Exercise requirements: All entries should be output exactly as they stand.

Rows from a dataset:
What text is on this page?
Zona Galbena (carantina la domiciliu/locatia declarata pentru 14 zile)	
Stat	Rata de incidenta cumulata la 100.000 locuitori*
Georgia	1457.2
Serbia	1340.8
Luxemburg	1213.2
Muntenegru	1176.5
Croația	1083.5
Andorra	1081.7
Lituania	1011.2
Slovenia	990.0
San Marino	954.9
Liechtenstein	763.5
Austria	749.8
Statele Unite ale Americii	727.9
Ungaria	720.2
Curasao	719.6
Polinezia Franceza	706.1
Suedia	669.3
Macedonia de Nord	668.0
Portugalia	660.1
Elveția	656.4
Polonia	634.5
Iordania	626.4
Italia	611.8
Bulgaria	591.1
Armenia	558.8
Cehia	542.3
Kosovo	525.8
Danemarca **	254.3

Reply:
What text is on this page?
Zona Galbena (carantina la domiciliu/locatia declarata pentru 14 zile)	
Stat	Rata de incidenta cumulata la 100.000 locuitori*
Georgia	1457.2
Serbia	1340.8
Luxemburg	1213.2
Muntenegru	1176.5
Croația	1083.5
Andorra	1081.7
Lituania	1011.2
Slovenia	990.0
San Marino	954.9
Liechtenstein	763.5
Austria	749.8
Statele Unite ale Americii	727.9
Ungaria	720.2
Curasao	719.6
Polinezia Franceza	706.1
Suedia	669.3
Macedonia de Nord	668.0
Portugalia	660.1
Elveția	656.4
Polonia	634.5
Iordania	626.4
Italia	611.8
Bulgaria	591.1
Armenia	558.8
Cehia	542.3
Kosovo	525.8
Danemarca **	254.3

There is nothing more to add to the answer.